## What you are asked to do
Repeat, without any change, the entries presented below.

>> Start Available records

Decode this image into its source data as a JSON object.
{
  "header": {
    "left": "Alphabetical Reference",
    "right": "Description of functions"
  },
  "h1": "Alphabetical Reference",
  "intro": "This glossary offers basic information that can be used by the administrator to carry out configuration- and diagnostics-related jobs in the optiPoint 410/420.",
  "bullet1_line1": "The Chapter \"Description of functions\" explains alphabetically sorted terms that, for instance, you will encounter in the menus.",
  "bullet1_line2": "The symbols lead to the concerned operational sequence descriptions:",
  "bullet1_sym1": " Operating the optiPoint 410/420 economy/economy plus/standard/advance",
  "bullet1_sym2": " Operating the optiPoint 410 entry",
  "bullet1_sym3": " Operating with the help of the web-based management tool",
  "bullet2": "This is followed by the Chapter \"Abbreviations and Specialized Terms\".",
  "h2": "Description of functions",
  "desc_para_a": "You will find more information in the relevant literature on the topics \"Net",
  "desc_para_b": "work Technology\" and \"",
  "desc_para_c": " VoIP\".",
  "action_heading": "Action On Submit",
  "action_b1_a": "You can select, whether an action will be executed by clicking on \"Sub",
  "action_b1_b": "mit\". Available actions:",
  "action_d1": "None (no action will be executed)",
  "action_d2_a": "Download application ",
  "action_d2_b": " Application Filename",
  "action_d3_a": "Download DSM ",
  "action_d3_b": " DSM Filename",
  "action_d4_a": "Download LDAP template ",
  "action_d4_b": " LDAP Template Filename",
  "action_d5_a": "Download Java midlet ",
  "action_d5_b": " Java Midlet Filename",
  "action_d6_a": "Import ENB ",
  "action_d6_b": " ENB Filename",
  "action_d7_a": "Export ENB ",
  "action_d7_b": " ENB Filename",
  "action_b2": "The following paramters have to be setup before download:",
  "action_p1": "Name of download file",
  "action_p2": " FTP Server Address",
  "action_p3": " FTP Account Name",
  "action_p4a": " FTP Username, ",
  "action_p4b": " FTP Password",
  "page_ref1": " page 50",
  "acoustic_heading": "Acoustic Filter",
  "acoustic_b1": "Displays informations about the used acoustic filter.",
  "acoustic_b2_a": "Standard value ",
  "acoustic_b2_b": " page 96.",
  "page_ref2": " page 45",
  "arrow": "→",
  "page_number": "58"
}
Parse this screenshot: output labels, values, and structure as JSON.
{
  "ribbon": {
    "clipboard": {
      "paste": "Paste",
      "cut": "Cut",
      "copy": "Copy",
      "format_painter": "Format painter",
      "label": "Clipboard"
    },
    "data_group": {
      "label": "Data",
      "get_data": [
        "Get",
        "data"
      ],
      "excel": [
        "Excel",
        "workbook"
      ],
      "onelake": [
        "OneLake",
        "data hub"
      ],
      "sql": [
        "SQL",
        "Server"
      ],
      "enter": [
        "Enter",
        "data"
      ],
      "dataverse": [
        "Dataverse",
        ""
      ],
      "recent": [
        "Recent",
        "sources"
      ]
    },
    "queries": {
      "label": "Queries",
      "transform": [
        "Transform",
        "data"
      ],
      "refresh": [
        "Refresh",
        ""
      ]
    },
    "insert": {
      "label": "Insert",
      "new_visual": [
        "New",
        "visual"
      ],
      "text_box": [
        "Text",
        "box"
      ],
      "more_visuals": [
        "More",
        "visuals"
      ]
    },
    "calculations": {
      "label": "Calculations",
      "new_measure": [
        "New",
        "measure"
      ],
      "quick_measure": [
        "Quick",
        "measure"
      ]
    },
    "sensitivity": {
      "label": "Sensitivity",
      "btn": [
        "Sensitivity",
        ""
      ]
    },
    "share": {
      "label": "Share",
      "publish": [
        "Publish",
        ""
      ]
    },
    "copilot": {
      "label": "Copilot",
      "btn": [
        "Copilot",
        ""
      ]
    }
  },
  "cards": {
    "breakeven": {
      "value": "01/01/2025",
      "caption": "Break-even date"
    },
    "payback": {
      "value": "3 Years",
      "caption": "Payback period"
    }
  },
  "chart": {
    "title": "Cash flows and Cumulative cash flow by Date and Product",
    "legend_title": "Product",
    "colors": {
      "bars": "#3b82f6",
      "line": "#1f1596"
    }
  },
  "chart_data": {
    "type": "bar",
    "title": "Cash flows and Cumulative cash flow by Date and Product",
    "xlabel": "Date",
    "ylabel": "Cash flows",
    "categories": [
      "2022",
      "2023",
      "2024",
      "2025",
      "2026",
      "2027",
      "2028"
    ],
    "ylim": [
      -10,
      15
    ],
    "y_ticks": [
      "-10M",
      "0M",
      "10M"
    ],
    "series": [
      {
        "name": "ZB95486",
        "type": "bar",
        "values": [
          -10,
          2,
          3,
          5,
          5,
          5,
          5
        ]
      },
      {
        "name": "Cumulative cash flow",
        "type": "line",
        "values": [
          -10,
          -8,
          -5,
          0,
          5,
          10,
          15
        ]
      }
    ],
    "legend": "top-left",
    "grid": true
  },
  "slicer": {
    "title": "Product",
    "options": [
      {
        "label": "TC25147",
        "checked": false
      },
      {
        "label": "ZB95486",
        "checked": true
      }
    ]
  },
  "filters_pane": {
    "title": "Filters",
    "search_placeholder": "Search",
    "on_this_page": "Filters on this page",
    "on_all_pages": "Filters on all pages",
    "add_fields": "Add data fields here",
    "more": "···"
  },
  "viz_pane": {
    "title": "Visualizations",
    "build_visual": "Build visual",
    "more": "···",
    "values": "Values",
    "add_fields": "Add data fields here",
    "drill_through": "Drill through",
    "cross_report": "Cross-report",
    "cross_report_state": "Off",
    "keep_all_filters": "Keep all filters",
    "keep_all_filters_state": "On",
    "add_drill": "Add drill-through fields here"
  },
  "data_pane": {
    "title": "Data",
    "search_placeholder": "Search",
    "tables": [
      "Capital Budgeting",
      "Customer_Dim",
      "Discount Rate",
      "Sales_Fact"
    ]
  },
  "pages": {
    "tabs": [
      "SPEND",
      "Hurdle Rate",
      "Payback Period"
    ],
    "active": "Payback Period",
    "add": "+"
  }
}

>> End Available records

## Complete answer
Decode this image into its source data as a JSON object.
{
  "header": {
    "left": "Alphabetical Reference",
    "right": "Description of functions"
  },
  "h1": "Alphabetical Reference",
  "intro": "This glossary offers basic information that can be used by the administrator to carry out configuration- and diagnostics-related jobs in the optiPoint 410/420.",
  "bullet1_line1": "The Chapter \"Description of functions\" explains alphabetically sorted terms that, for instance, you will encounter in the menus.",
  "bullet1_line2": "The symbols lead to the concerned operational sequence descriptions:",
  "bullet1_sym1": " Operating the optiPoint 410/420 economy/economy plus/standard/advance",
  "bullet1_sym2": " Operating the optiPoint 410 entry",
  "bullet1_sym3": " Operating with the help of the web-based management tool",
  "bullet2": "This is followed by the Chapter \"Abbreviations and Specialized Terms\".",
  "h2": "Description of functions",
  "desc_para_a": "You will find more information in the relevant literature on the topics \"Net",
  "desc_para_b": "work Technology\" and \"",
  "desc_para_c": " VoIP\".",
  "action_heading": "Action On Submit",
  "action_b1_a": "You can select, whether an action will be executed by clicking on \"Sub",
  "action_b1_b": "mit\". Available actions:",
  "action_d1": "None (no action will be executed)",
  "action_d2_a": "Download application ",
  "action_d2_b": " Application Filename",
  "action_d3_a": "Download DSM ",
  "action_d3_b": " DSM Filename",
  "action_d4_a": "Download LDAP template ",
  "action_d4_b": " LDAP Template Filename",
  "action_d5_a": "Download Java midlet ",
  "action_d5_b": " Java Midlet Filename",
  "action_d6_a": "Import ENB ",
  "action_d6_b": " ENB Filename",
  "action_d7_a": "Export ENB ",
  "action_d7_b": " ENB Filename",
  "action_b2": "The following paramters have to be setup before download:",
  "action_p1": "Name of download file",
  "action_p2": " FTP Server Address",
  "action_p3": " FTP Account Name",
  "action_p4a": " FTP Username, ",
  "action_p4b": " FTP Password",
  "page_ref1": " page 50",
  "acoustic_heading": "Acoustic Filter",
  "acoustic_b1": "Displays informations about the used acoustic filter.",
  "acoustic_b2_a": "Standard value ",
  "acoustic_b2_b": " page 96.",
  "page_ref2": " page 45",
  "arrow": "→",
  "page_number": "58"
}
Parse this screenshot: output labels, values, and structure as JSON.
{
  "ribbon": {
    "clipboard": {
      "paste": "Paste",
      "cut": "Cut",
      "copy": "Copy",
      "format_painter": "Format painter",
      "label": "Clipboard"
    },
    "data_group": {
      "label": "Data",
      "get_data": [
        "Get",
        "data"
      ],
      "excel": [
        "Excel",
        "workbook"
      ],
      "onelake": [
        "OneLake",
        "data hub"
      ],
      "sql": [
        "SQL",
        "Server"
      ],
      "enter": [
        "Enter",
        "data"
      ],
      "dataverse": [
        "Dataverse",
        ""
      ],
      "recent": [
        "Recent",
        "sources"
      ]
    },
    "queries": {
      "label": "Queries",
      "transform": [
        "Transform",
        "data"
      ],
      "refresh": [
        "Refresh",
        ""
      ]
    },
    "insert": {
      "label": "Insert",
      "new_visual": [
        "New",
        "visual"
      ],
      "text_box": [
        "Text",
        "box"
      ],
      "more_visuals": [
        "More",
        "visuals"
      ]
    },
    "calculations": {
      "label": "Calculations",
      "new_measure": [
        "New",
        "measure"
      ],
      "quick_measure": [
        "Quick",
        "measure"
      ]
    },
    "sensitivity": {
      "label": "Sensitivity",
      "btn": [
        "Sensitivity",
        ""
      ]
    },
    "share": {
      "label": "Share",
      "publish": [
        "Publish",
        ""
      ]
    },
    "copilot": {
      "label": "Copilot",
      "btn": [
        "Copilot",
        ""
      ]
    }
  },
  "cards": {
    "breakeven": {
      "value": "01/01/2025",
      "caption": "Break-even date"
    },
    "payback": {
      "value": "3 Years",
      "caption": "Payback period"
    }
  },
  "chart": {
    "title": "Cash flows and Cumulative cash flow by Date and Product",
    "legend_title": "Product",
    "colors": {
      "bars": "#3b82f6",
      "line": "#1f1596"
    }
  },
  "chart_data": {
    "type": "bar",
    "title": "Cash flows and Cumulative cash flow by Date and Product",
    "xlabel": "Date",
    "ylabel": "Cash flows",
    "categories": [
      "2022",
      "2023",
      "2024",
      "2025",
      "2026",
      "2027",
      "2028"
    ],
    "ylim": [
      -10,
      15
    ],
    "y_ticks": [
      "-10M",
      "0M",
      "10M"
    ],
    "series": [
      {
        "name": "ZB95486",
        "type": "bar",
        "values": [
          -10,
          2,
          3,
          5,
          5,
          5,
          5
        ]
      },
      {
        "name": "Cumulative cash flow",
        "type": "line",
        "values": [
          -10,
          -8,
          -5,
          0,
          5,
          10,
          15
        ]
      }
    ],
    "legend": "top-left",
    "grid": true
  },
  "slicer": {
    "title": "Product",
    "options": [
      {
        "label": "TC25147",
        "checked": false
      },
      {
        "label": "ZB95486",
        "checked": true
      }
    ]
  },
  "filters_pane": {
    "title": "Filters",
    "search_placeholder": "Search",
    "on_this_page": "Filters on this page",
    "on_all_pages": "Filters on all pages",
    "add_fields": "Add data fields here",
    "more": "···"
  },
  "viz_pane": {
    "title": "Visualizations",
    "build_visual": "Build visual",
    "more": "···",
    "values": "Values",
    "add_fields": "Add data fields here",
    "drill_through": "Drill through",
    "cross_report": "Cross-report",
    "cross_report_state": "Off",
    "keep_all_filters": "Keep all filters",
    "keep_all_filters_state": "On",
    "add_drill": "Add drill-through fields here"
  },
  "data_pane": {
    "title": "Data",
    "search_placeholder": "Search",
    "tables": [
      "Capital Budgeting",
      "Customer_Dim",
      "Discount Rate",
      "Sales_Fact"
    ]
  },
  "pages": {
    "tabs": [
      "SPEND",
      "Hurdle Rate",
      "Payback Period"
    ],
    "active": "Payback Period",
    "add": "+"
  }
}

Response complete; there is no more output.